AIM
Return each line of the listing that contains the string "Love".

DATASET EXTRACT
-- START --

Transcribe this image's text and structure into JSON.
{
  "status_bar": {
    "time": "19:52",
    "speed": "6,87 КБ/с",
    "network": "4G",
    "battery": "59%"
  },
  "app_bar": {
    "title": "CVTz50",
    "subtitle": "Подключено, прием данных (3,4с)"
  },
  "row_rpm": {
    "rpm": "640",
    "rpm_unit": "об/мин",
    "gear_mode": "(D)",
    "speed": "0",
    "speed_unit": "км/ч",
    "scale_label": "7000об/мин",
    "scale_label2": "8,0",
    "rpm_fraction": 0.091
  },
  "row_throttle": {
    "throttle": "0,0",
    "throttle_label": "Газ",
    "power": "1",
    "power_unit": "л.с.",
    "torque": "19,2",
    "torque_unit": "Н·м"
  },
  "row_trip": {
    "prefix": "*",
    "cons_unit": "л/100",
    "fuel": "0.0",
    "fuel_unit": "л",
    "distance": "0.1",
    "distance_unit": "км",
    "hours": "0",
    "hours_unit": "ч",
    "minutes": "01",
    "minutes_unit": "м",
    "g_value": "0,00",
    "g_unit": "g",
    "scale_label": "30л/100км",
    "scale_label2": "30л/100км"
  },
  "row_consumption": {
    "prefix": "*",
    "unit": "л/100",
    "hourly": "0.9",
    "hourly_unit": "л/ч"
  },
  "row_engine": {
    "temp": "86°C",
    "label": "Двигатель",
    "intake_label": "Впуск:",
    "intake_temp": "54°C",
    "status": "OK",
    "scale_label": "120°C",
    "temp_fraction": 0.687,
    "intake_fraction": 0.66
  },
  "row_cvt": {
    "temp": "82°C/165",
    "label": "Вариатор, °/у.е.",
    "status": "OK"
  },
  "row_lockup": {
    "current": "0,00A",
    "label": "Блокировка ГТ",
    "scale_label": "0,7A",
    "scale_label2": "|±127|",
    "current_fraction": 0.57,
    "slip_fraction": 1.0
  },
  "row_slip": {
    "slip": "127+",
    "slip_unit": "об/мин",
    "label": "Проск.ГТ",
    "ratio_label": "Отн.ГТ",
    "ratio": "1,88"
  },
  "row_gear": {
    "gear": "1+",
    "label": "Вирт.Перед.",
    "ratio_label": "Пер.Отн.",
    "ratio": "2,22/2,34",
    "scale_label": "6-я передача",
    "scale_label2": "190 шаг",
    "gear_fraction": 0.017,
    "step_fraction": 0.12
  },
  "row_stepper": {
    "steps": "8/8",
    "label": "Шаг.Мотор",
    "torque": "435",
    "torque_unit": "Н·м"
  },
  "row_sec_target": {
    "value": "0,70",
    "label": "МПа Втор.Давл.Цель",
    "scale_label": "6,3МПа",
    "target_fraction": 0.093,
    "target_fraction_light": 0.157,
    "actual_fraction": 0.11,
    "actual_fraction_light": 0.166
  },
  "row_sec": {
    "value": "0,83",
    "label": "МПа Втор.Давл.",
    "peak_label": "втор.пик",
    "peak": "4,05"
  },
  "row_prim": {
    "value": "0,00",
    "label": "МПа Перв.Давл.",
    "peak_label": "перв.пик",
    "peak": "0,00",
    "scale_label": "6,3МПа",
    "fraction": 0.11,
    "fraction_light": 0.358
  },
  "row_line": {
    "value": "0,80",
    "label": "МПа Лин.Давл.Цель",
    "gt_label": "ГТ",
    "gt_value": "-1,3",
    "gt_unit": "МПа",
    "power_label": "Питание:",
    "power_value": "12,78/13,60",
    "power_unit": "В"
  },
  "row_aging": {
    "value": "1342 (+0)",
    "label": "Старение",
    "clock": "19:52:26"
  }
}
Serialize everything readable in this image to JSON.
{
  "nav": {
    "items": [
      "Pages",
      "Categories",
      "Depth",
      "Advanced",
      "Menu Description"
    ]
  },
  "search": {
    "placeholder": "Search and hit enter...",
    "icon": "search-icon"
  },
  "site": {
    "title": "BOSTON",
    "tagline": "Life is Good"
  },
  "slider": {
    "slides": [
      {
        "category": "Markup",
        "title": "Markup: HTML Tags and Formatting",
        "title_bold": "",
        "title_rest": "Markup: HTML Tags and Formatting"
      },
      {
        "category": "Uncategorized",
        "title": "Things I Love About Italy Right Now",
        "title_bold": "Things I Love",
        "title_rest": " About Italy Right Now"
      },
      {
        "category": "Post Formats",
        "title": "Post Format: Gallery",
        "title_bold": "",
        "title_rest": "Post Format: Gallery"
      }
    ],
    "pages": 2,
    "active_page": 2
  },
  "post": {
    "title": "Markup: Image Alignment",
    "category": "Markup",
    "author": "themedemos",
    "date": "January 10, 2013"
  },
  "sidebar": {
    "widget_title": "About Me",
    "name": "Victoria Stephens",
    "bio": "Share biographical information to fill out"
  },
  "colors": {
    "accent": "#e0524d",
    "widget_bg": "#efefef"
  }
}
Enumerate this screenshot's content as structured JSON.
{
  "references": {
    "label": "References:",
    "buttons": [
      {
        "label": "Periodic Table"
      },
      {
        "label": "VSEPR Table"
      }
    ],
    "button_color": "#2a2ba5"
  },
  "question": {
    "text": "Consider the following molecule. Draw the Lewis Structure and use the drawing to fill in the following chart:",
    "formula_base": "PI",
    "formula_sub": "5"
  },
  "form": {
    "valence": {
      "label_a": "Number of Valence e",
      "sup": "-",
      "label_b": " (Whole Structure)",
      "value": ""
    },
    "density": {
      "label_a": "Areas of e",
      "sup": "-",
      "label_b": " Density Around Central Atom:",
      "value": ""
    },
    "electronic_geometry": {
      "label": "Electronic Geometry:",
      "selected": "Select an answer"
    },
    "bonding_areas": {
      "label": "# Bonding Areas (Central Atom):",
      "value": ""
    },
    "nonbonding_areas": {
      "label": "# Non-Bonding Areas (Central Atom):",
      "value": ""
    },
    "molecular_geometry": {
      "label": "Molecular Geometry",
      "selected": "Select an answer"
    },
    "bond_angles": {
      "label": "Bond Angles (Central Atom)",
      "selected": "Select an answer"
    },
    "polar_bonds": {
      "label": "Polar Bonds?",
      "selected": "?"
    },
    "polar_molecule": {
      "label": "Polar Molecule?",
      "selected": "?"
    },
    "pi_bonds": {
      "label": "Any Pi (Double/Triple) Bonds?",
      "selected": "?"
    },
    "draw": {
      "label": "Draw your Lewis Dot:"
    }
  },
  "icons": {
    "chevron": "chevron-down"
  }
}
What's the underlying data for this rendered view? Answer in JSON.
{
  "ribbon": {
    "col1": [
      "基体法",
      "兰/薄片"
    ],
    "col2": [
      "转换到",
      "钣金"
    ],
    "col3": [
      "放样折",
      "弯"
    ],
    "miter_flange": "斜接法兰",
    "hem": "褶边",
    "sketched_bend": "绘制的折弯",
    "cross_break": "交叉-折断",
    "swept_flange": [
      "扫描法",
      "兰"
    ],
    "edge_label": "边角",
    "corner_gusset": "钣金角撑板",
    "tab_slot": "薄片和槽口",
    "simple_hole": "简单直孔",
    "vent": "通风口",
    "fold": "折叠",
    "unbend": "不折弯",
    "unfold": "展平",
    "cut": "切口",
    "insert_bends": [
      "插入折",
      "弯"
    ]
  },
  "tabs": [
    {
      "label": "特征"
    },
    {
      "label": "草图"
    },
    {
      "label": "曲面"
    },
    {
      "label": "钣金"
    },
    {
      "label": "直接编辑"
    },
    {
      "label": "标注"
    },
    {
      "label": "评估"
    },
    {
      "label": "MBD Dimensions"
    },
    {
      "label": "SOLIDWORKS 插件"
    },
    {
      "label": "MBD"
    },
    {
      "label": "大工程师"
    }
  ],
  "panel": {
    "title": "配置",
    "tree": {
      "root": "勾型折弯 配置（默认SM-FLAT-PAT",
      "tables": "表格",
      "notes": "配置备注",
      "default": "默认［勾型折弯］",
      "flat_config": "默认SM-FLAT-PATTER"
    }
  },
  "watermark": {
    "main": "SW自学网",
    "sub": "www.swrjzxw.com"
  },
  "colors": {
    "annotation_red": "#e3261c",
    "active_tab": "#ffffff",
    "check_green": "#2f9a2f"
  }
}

-- END --

REPLY
        "title": "Things I Love About Italy Right Now",
        "title_bold": "Things I Love",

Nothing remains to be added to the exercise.